[Stored records]
----
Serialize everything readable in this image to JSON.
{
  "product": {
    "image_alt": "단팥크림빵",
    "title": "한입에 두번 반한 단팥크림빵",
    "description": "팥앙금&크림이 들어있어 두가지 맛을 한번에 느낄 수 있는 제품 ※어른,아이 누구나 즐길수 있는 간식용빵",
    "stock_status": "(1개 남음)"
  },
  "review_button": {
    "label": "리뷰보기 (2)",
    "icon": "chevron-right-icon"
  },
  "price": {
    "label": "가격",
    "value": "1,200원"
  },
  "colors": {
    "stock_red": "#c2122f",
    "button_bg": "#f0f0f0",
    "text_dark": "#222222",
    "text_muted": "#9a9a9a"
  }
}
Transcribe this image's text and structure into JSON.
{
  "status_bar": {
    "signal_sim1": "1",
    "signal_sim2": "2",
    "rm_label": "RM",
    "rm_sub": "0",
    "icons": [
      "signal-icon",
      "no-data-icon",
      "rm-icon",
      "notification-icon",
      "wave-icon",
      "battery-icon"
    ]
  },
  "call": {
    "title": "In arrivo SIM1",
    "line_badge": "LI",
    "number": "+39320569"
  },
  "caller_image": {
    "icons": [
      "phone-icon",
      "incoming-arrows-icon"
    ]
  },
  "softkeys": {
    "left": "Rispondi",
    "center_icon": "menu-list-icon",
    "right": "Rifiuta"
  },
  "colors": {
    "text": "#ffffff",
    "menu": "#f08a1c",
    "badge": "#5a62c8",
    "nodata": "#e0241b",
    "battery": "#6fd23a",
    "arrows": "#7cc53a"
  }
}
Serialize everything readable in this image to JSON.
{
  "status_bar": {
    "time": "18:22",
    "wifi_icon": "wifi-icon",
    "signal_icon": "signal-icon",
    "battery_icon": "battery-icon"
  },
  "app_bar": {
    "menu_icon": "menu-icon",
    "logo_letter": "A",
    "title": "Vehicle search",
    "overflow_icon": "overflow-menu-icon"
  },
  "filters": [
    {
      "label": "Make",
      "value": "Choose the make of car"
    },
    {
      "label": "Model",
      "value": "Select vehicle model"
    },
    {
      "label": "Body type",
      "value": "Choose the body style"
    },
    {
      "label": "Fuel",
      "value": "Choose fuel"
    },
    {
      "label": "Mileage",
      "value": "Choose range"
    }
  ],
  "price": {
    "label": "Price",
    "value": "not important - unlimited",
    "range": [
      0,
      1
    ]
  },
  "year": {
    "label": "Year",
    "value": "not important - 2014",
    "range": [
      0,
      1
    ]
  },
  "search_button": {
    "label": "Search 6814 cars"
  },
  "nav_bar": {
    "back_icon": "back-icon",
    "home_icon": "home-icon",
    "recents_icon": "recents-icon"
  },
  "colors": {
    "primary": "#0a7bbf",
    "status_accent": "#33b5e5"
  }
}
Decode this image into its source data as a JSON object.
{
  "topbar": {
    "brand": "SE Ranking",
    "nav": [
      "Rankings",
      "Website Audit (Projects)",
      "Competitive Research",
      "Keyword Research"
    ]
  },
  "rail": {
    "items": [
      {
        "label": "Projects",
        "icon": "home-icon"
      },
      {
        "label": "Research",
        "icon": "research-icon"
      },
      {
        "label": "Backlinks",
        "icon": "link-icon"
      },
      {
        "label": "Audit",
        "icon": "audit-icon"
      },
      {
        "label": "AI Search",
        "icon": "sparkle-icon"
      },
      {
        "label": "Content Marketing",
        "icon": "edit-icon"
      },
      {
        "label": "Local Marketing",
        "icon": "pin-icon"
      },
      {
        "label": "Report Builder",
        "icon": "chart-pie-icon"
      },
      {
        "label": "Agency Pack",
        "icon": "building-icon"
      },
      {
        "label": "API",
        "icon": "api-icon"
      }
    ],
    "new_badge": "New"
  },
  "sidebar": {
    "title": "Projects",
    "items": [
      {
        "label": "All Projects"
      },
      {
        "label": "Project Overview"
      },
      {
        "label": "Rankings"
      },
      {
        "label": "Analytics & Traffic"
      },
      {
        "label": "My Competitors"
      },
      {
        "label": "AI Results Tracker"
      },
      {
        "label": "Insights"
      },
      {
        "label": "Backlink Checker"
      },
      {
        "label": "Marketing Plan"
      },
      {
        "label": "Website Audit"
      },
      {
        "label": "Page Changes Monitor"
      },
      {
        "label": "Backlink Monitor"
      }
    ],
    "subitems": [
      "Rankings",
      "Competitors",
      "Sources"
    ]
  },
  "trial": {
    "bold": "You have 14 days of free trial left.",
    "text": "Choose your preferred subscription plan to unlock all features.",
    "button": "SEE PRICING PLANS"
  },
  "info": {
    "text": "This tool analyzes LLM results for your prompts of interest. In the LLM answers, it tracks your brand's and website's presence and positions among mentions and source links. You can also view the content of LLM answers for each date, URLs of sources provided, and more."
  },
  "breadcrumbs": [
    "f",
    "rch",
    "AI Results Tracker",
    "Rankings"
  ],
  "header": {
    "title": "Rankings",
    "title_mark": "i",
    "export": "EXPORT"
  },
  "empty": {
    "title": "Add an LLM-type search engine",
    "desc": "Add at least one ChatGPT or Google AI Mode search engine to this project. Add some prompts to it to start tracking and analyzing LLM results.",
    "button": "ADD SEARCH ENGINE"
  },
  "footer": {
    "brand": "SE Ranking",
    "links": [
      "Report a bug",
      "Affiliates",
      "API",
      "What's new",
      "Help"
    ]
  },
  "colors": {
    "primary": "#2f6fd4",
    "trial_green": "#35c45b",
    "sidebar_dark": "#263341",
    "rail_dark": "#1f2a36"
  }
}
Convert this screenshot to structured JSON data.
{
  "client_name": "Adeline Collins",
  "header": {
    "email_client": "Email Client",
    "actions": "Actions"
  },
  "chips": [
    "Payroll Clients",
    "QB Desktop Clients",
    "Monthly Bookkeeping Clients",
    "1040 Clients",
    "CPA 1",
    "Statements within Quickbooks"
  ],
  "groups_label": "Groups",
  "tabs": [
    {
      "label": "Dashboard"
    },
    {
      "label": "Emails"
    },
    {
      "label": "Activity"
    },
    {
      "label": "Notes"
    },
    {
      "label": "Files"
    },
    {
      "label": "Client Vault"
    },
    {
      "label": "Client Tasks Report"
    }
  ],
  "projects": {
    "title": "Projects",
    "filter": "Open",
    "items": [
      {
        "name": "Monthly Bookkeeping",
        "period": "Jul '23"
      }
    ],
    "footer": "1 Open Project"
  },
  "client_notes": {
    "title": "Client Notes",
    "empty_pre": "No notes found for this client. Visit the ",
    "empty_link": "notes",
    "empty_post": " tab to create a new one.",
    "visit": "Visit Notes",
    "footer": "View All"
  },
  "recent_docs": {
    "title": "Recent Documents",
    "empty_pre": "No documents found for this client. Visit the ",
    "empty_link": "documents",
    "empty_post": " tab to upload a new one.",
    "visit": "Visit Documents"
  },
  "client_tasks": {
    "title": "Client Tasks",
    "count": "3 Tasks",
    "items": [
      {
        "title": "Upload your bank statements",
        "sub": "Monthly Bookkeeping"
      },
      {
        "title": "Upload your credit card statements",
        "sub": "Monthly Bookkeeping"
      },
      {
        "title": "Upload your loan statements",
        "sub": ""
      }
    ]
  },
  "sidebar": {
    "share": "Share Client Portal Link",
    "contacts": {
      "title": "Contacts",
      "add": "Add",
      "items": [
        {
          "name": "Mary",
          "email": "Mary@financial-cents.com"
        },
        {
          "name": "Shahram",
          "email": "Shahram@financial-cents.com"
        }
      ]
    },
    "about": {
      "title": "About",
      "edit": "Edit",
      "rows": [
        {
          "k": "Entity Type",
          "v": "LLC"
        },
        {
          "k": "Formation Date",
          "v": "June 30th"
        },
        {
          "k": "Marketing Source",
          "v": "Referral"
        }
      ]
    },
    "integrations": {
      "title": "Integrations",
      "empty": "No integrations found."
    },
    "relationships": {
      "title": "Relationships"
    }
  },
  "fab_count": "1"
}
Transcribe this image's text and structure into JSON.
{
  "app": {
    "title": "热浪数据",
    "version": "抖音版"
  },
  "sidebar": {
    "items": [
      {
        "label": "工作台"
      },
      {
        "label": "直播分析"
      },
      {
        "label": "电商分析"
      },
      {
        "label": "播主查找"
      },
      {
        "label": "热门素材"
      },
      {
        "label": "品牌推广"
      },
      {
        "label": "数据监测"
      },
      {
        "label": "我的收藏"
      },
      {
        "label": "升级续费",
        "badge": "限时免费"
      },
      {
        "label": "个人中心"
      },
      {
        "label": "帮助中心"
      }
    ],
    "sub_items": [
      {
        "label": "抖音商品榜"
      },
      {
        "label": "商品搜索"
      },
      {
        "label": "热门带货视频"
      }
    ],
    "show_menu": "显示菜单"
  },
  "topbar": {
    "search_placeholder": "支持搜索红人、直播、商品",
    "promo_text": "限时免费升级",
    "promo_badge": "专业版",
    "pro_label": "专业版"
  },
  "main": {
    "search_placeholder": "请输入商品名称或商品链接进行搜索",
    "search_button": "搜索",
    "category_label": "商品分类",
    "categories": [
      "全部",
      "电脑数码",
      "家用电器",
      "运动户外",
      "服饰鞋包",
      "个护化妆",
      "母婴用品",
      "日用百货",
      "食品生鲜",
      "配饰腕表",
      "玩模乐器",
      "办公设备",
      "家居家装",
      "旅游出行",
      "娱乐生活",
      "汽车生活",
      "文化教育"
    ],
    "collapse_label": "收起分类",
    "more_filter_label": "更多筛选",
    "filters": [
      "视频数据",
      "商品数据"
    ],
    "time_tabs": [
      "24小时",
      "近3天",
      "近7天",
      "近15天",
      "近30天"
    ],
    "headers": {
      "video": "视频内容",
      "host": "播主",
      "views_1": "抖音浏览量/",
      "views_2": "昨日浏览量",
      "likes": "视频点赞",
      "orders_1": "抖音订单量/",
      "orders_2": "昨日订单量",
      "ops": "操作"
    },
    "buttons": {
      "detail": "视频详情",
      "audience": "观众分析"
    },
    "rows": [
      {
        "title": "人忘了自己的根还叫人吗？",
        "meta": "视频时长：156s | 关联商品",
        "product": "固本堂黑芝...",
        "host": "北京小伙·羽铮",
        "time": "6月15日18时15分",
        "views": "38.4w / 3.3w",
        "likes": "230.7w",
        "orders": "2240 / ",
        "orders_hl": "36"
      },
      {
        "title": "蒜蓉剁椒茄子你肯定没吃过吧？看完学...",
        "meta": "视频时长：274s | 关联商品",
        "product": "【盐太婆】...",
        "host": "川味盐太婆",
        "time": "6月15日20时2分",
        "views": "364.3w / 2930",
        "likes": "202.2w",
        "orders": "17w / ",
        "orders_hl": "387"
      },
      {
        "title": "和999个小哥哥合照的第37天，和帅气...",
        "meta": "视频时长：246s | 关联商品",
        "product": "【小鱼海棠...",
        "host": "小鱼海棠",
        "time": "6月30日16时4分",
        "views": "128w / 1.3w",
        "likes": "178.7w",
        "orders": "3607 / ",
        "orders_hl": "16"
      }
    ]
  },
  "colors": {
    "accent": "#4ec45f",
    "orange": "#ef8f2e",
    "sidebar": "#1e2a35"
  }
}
----
TASK BRIEF
Say how many lines of the listing above contain "Monitor", with no other words.

COMPLETE OUTPUT
2